=== Stated goal ===
Exactly reproduce all the records, keeping pictures out of the copy.

Collection entries

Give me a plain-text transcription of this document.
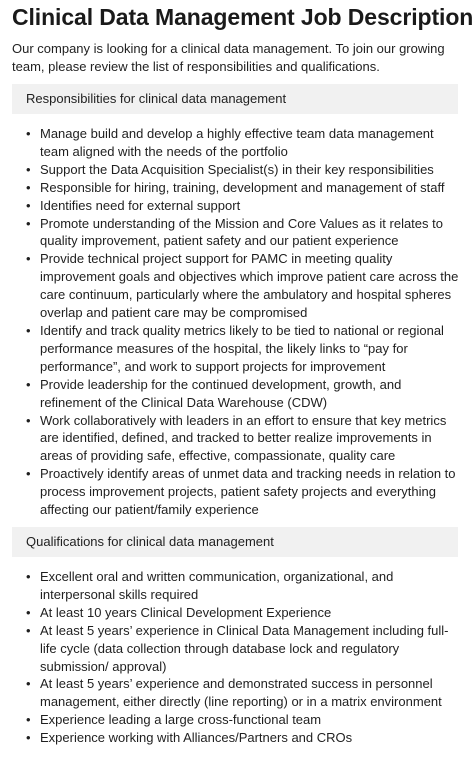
Clinical Data Management Job Description

Our company is looking for a clinical data management. To join our growing team, please review the list of responsibilities and qualifications.

Responsibilities for clinical data management
• Manage build and develop a highly effective team data management team aligned with the needs of the portfolio
• Support the Data Acquisition Specialist(s) in their key responsibilities
• Responsible for hiring, training, development and management of staff
• Identifies need for external support
• Promote understanding of the Mission and Core Values as it relates to quality improvement, patient safety and our patient experience
• Provide technical project support for PAMC in meeting quality improvement goals and objectives which improve patient care across the care continuum, particularly where the ambulatory and hospital spheres overlap and patient care may be compromised
• Identify and track quality metrics likely to be tied to national or regional performance measures of the hospital, the likely links to “pay for performance”, and work to support projects for improvement
• Provide leadership for the continued development, growth, and refinement of the Clinical Data Warehouse (CDW)
• Work collaboratively with leaders in an effort to ensure that key metrics are identified, defined, and tracked to better realize improvements in areas of providing safe, effective, compassionate, quality care
• Proactively identify areas of unmet data and tracking needs in relation to process improvement projects, patient safety projects and everything affecting our patient/family experience
Qualifications for clinical data management
• Excellent oral and written communication, organizational, and interpersonal skills required
• At least 10 years Clinical Development Experience
• At least 5 years’ experience in Clinical Data Management including full-life cycle (data collection through database lock and regulatory submission/ approval)
• At least 5 years’ experience and demonstrated success in personnel management, either directly (line reporting) or in a matrix environment
• Experience leading a large cross-functional team
• Experience working with Alliances/Partners and CROs
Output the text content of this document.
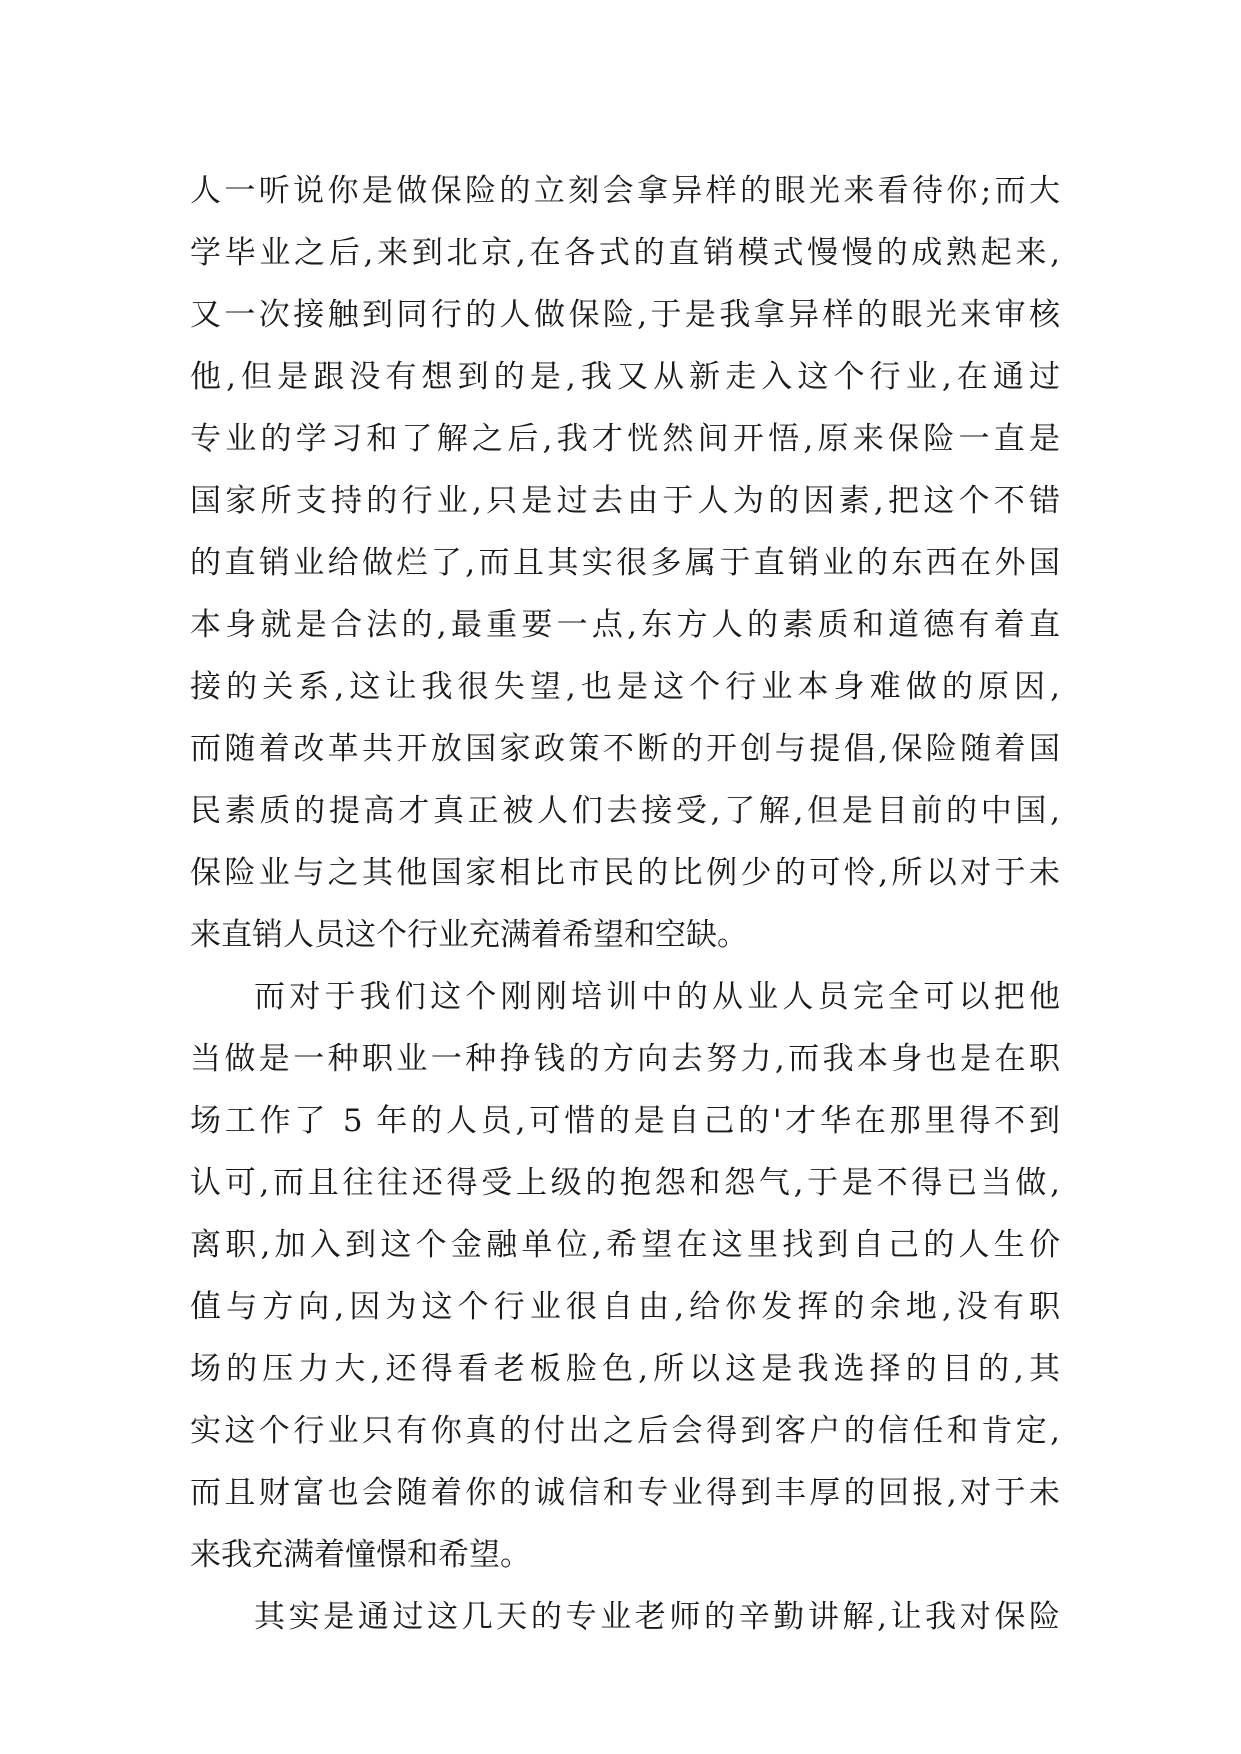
人一听说你是做保险的立刻会拿异样的眼光来看待你;而大
学毕业之后,来到北京,在各式的直销模式慢慢的成熟起来,
又一次接触到同行的人做保险,于是我拿异样的眼光来审核
他,但是跟没有想到的是,我又从新走入这个行业,在通过
专业的学习和了解之后,我才恍然间开悟,原来保险一直是
国家所支持的行业,只是过去由于人为的因素,把这个不错
的直销业给做烂了,而且其实很多属于直销业的东西在外国
本身就是合法的,最重要一点,东方人的素质和道德有着直
接的关系,这让我很失望,也是这个行业本身难做的原因,
而随着改革共开放国家政策不断的开创与提倡,保险随着国
民素质的提高才真正被人们去接受,了解,但是目前的中国,
保险业与之其他国家相比市民的比例少的可怜,所以对于未
来直销人员这个行业充满着希望和空缺。
而对于我们这个刚刚培训中的从业人员完全可以把他
当做是一种职业一种挣钱的方向去努力,而我本身也是在职
场工作了 5 年的人员,可惜的是自己的'才华在那里得不到
认可,而且往往还得受上级的抱怨和怨气,于是不得已当做,
离职,加入到这个金融单位,希望在这里找到自己的人生价
值与方向,因为这个行业很自由,给你发挥的余地,没有职
场的压力大,还得看老板脸色,所以这是我选择的目的,其
实这个行业只有你真的付出之后会得到客户的信任和肯定,
而且财富也会随着你的诚信和专业得到丰厚的回报,对于未
来我充满着憧憬和希望。
其实是通过这几天的专业老师的辛勤讲解,让我对保险
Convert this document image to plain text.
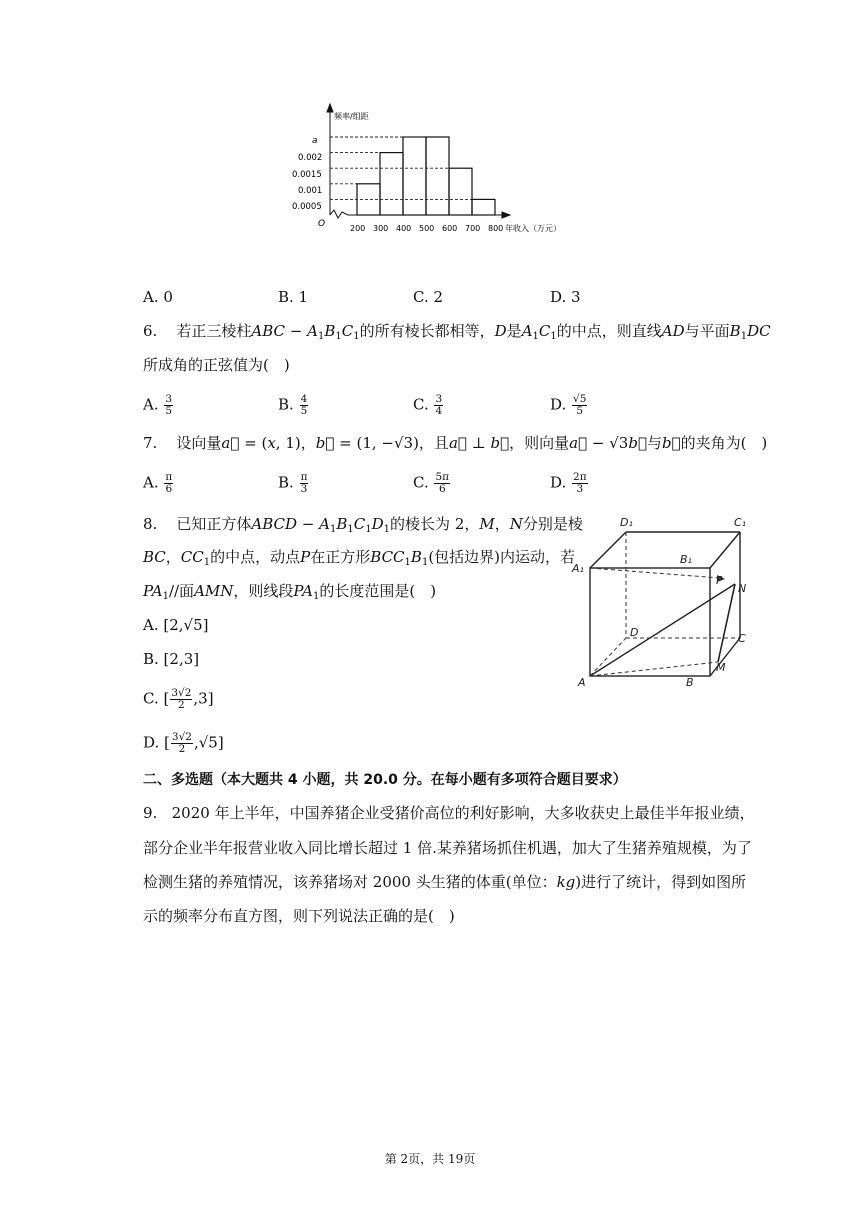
频率/组距
a
0.002
0.0015
0.001
0.0005
O	200 300 400 500 600 700 800 年收入（万元）
A. 0	B. 1	C. 2	D. 3
6. 若正三棱柱ABC − $A_1B_1C_1$的所有棱长都相等，D是$A_1C_1$的中点，则直线AD与平面$B_1DC$
所成角的正弦值为(　)
A. $\frac{3}{5}$	B. $\frac{4}{5}$	C. $\frac{3}{4}$	D. $\frac{√5}{5}$
7. 设向量a⃗ = (x, 1)，b⃗ = (1, −√3)，且a⃗ ⊥ b⃗，则向量a⃗ − √3b⃗与b⃗的夹角为(　)
A. $\frac{\pi}{6}$	B. $\frac{\pi}{3}$	C. $\frac{5\pi}{6}$	D. $\frac{2\pi}{3}$
8. 已知正方体ABCD − $A_1B_1C_1D_1$的棱长为 2，M，N分别是棱
BC，$CC_1$的中点，动点P在正方形$BCC_1B_1$(包括边界)内运动，若
$PA_1//$面AMN，则线段$PA_1$的长度范围是(　)
A. [2,√5]
B. [2,3]
C. [ $\frac{3√2}{2} ,3$]
D. [ $\frac{3√2}{2} ,√5$]
D₁	C₁
A₁
B₁
P
N
D	C
A	B
M
二、多选题（本大题共 4 小题，共 20.0 分。在每小题有多项符合题目要求）
9. 2020 年上半年，中国养猪企业受猪价高位的利好影响，大多收获史上最佳半年报业绩，
部分企业半年报营业收入同比增长超过 1 倍.某养猪场抓住机遇，加大了生猪养殖规模，为了
检测生猪的养殖情况，该养猪场对 2000 头生猪的体重(单位：kg)进行了统计，得到如图所
示的频率分布直方图，则下列说法正确的是(　)
第 2页，共 19页
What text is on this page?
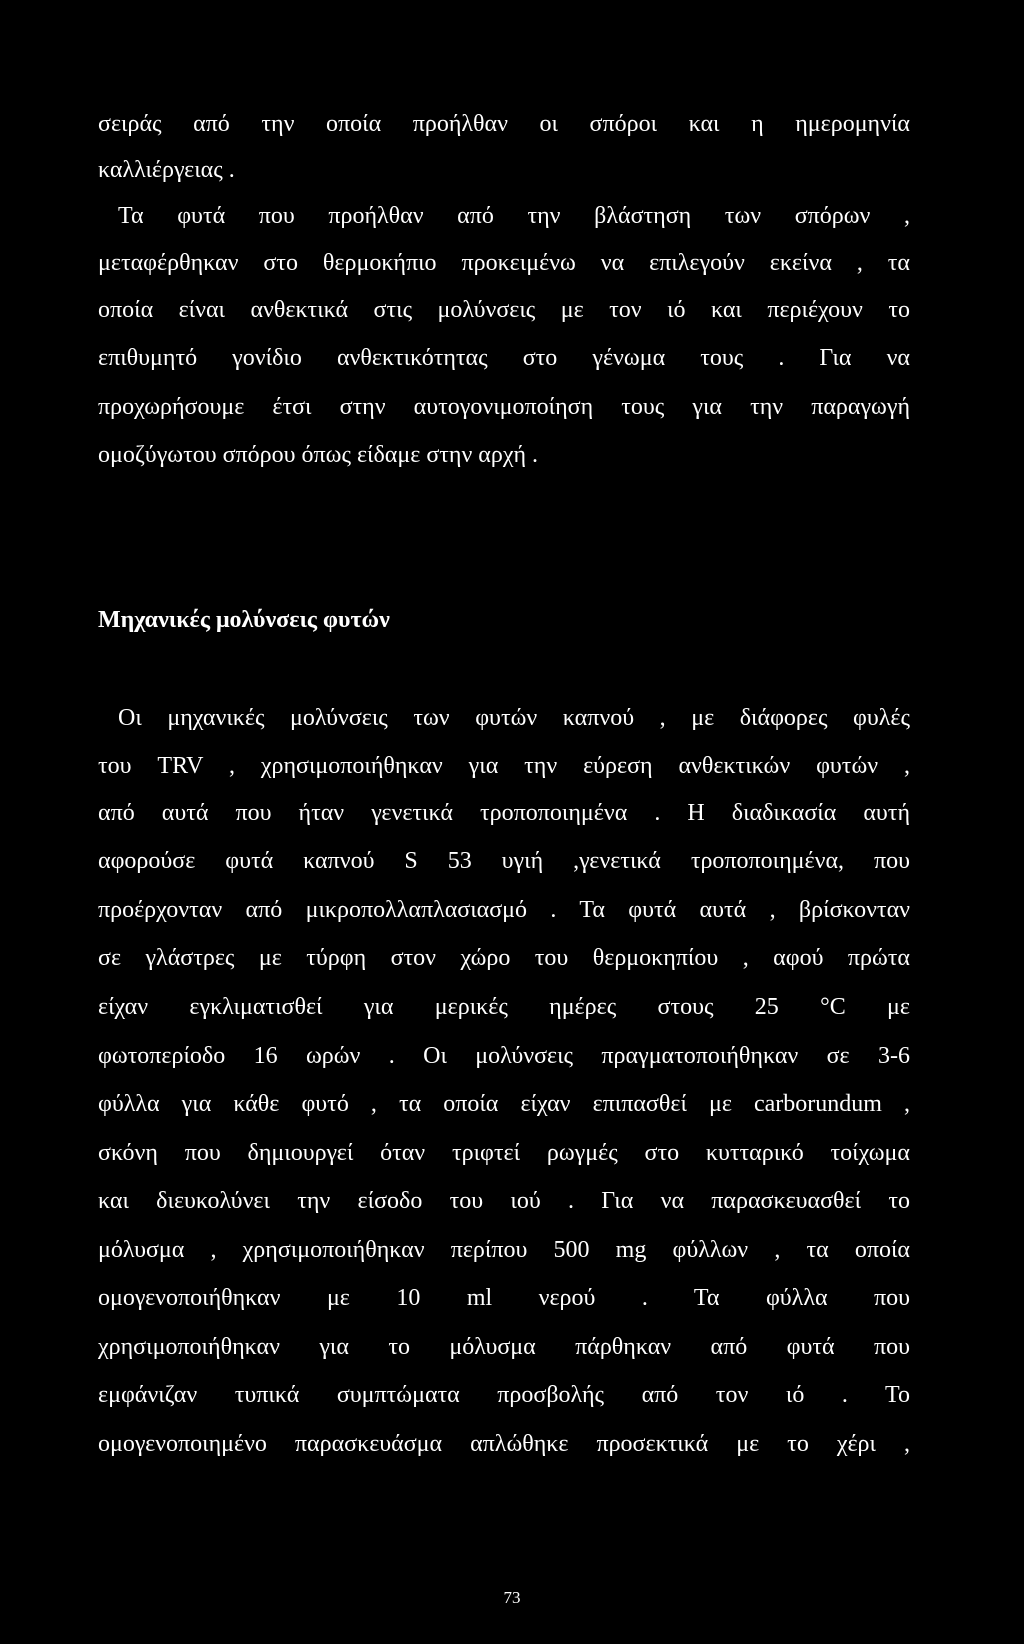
σειράς από την οποία προήλθαν οι σπόροι και η ημερομηνία

καλλιέργειας .

Τα φυτά που προήλθαν από την βλάστηση των σπόρων ,

μεταφέρθηκαν στο θερμοκήπιο προκειμένω να επιλεγούν εκείνα , τα

οποία είναι ανθεκτικά στις μολύνσεις με τον ιό και περιέχουν το

επιθυμητό γονίδιο ανθεκτικότητας στο γένωμα τους . Για να

προχωρήσουμε έτσι στην αυτογονιμοποίηση τους για την παραγωγή

ομοζύγωτου σπόρου όπως είδαμε στην αρχή .

Μηχανικές μολύνσεις φυτών

Οι μηχανικές μολύνσεις των φυτών καπνού , με διάφορες φυλές

του TRV , χρησιμοποιήθηκαν για την εύρεση ανθεκτικών φυτών ,

από αυτά που ήταν γενετικά τροποποιημένα . Η διαδικασία αυτή

αφορούσε φυτά καπνού S 53 υγιή ,γενετικά τροποποιημένα, που

προέρχονταν από μικροπολλαπλασιασμό . Τα φυτά αυτά , βρίσκονταν

σε γλάστρες με τύρφη στον χώρο του θερμοκηπίου , αφού πρώτα

είχαν εγκλιματισθεί για μερικές ημέρες στους 25 °C με

φωτοπερίοδο 16 ωρών . Οι μολύνσεις πραγματοποιήθηκαν σε 3-6

φύλλα για κάθε φυτό , τα οποία είχαν επιπασθεί με carborundum ,

σκόνη που δημιουργεί όταν τριφτεί ρωγμές στο κυτταρικό τοίχωμα

και διευκολύνει την είσοδο του ιού . Για να παρασκευασθεί το

μόλυσμα , χρησιμοποιήθηκαν περίπου 500 mg φύλλων , τα οποία

ομογενοποιήθηκαν με 10 ml νερού . Τα φύλλα που

χρησιμοποιήθηκαν για το μόλυσμα πάρθηκαν από φυτά που

εμφάνιζαν τυπικά συμπτώματα προσβολής από τον ιό . Το

ομογενοποιημένο παρασκευάσμα απλώθηκε προσεκτικά με το χέρι ,

73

=== Reply ===
Give me a plain-text transcription of this document.
Clinical Data Management Job Description

Our company is looking for a clinical data management. To join our growing team, please review the list of responsibilities and qualifications.

Responsibilities for clinical data management
• Manage build and develop a highly effective team data management team aligned with the needs of the portfolio
• Support the Data Acquisition Specialist(s) in their key responsibilities
• Responsible for hiring, training, development and management of staff
• Identifies need for external support
• Promote understanding of the Mission and Core Values as it relates to quality improvement, patient safety and our patient experience
• Provide technical project support for PAMC in meeting quality improvement goals and objectives which improve patient care across the care continuum, particularly where the ambulatory and hospital spheres overlap and patient care may be compromised
• Identify and track quality metrics likely to be tied to national or regional performance measures of the hospital, the likely links to “pay for performance”, and work to support projects for improvement
• Provide leadership for the continued development, growth, and refinement of the Clinical Data Warehouse (CDW)
• Work collaboratively with leaders in an effort to ensure that key metrics are identified, defined, and tracked to better realize improvements in areas of providing safe, effective, compassionate, quality care
• Proactively identify areas of unmet data and tracking needs in relation to process improvement projects, patient safety projects and everything affecting our patient/family experience
Qualifications for clinical data management
• Excellent oral and written communication, organizational, and interpersonal skills required
• At least 10 years Clinical Development Experience
• At least 5 years’ experience in Clinical Data Management including full-life cycle (data collection through database lock and regulatory submission/ approval)
• At least 5 years’ experience and demonstrated success in personnel management, either directly (line reporting) or in a matrix environment
• Experience leading a large cross-functional team
• Experience working with Alliances/Partners and CROs
Output the text content of this document.
人一听说你是做保险的立刻会拿异样的眼光来看待你;而大
学毕业之后,来到北京,在各式的直销模式慢慢的成熟起来,
又一次接触到同行的人做保险,于是我拿异样的眼光来审核
他,但是跟没有想到的是,我又从新走入这个行业,在通过
专业的学习和了解之后,我才恍然间开悟,原来保险一直是
国家所支持的行业,只是过去由于人为的因素,把这个不错
的直销业给做烂了,而且其实很多属于直销业的东西在外国
本身就是合法的,最重要一点,东方人的素质和道德有着直
接的关系,这让我很失望,也是这个行业本身难做的原因,
而随着改革共开放国家政策不断的开创与提倡,保险随着国
民素质的提高才真正被人们去接受,了解,但是目前的中国,
保险业与之其他国家相比市民的比例少的可怜,所以对于未
来直销人员这个行业充满着希望和空缺。
而对于我们这个刚刚培训中的从业人员完全可以把他
当做是一种职业一种挣钱的方向去努力,而我本身也是在职
场工作了 5 年的人员,可惜的是自己的'才华在那里得不到
认可,而且往往还得受上级的抱怨和怨气,于是不得已当做,
离职,加入到这个金融单位,希望在这里找到自己的人生价
值与方向,因为这个行业很自由,给你发挥的余地,没有职
场的压力大,还得看老板脸色,所以这是我选择的目的,其
实这个行业只有你真的付出之后会得到客户的信任和肯定,
而且财富也会随着你的诚信和专业得到丰厚的回报,对于未
来我充满着憧憬和希望。
其实是通过这几天的专业老师的辛勤讲解,让我对保险
Convert this document image to plain text.
频率/组距
a
0.002
0.0015
0.001
0.0005
O	200 300 400 500 600 700 800 年收入（万元）
A. 0	B. 1	C. 2	D. 3
6. 若正三棱柱ABC − $A_1B_1C_1$的所有棱长都相等，D是$A_1C_1$的中点，则直线AD与平面$B_1DC$
所成角的正弦值为(　)
A. $\frac{3}{5}$	B. $\frac{4}{5}$	C. $\frac{3}{4}$	D. $\frac{√5}{5}$
7. 设向量a⃗ = (x, 1)，b⃗ = (1, −√3)，且a⃗ ⊥ b⃗，则向量a⃗ − √3b⃗与b⃗的夹角为(　)
A. $\frac{\pi}{6}$	B. $\frac{\pi}{3}$	C. $\frac{5\pi}{6}$	D. $\frac{2\pi}{3}$
8. 已知正方体ABCD − $A_1B_1C_1D_1$的棱长为 2，M，N分别是棱
BC，$CC_1$的中点，动点P在正方形$BCC_1B_1$(包括边界)内运动，若
$PA_1//$面AMN，则线段$PA_1$的长度范围是(　)
A. [2,√5]
B. [2,3]
C. [ $\frac{3√2}{2} ,3$]
D. [ $\frac{3√2}{2} ,√5$]
D₁	C₁
A₁
B₁
P
N
D	C
A	B
M
二、多选题（本大题共 4 小题，共 20.0 分。在每小题有多项符合题目要求）
9. 2020 年上半年，中国养猪企业受猪价高位的利好影响，大多收获史上最佳半年报业绩，
部分企业半年报营业收入同比增长超过 1 倍.某养猪场抓住机遇，加大了生猪养殖规模，为了
检测生猪的养殖情况，该养猪场对 2000 头生猪的体重(单位：kg)进行了统计，得到如图所
示的频率分布直方图，则下列说法正确的是(　)
第 2页，共 19页
What text is on this page?
σειράς από την οποία προήλθαν οι σπόροι και η ημερομηνία

καλλιέργειας .

Τα φυτά που προήλθαν από την βλάστηση των σπόρων ,

μεταφέρθηκαν στο θερμοκήπιο προκειμένω να επιλεγούν εκείνα , τα

οποία είναι ανθεκτικά στις μολύνσεις με τον ιό και περιέχουν το

επιθυμητό γονίδιο ανθεκτικότητας στο γένωμα τους . Για να

προχωρήσουμε έτσι στην αυτογονιμοποίηση τους για την παραγωγή

ομοζύγωτου σπόρου όπως είδαμε στην αρχή .

Μηχανικές μολύνσεις φυτών

Οι μηχανικές μολύνσεις των φυτών καπνού , με διάφορες φυλές

του TRV , χρησιμοποιήθηκαν για την εύρεση ανθεκτικών φυτών ,

από αυτά που ήταν γενετικά τροποποιημένα . Η διαδικασία αυτή

αφορούσε φυτά καπνού S 53 υγιή ,γενετικά τροποποιημένα, που

προέρχονταν από μικροπολλαπλασιασμό . Τα φυτά αυτά , βρίσκονταν

σε γλάστρες με τύρφη στον χώρο του θερμοκηπίου , αφού πρώτα

είχαν εγκλιματισθεί για μερικές ημέρες στους 25 °C με

φωτοπερίοδο 16 ωρών . Οι μολύνσεις πραγματοποιήθηκαν σε 3-6

φύλλα για κάθε φυτό , τα οποία είχαν επιπασθεί με carborundum ,

σκόνη που δημιουργεί όταν τριφτεί ρωγμές στο κυτταρικό τοίχωμα

και διευκολύνει την είσοδο του ιού . Για να παρασκευασθεί το

μόλυσμα , χρησιμοποιήθηκαν περίπου 500 mg φύλλων , τα οποία

ομογενοποιήθηκαν με 10 ml νερού . Τα φύλλα που

χρησιμοποιήθηκαν για το μόλυσμα πάρθηκαν από φυτά που

εμφάνιζαν τυπικά συμπτώματα προσβολής από τον ιό . Το

ομογενοποιημένο παρασκευάσμα απλώθηκε προσεκτικά με το χέρι ,

73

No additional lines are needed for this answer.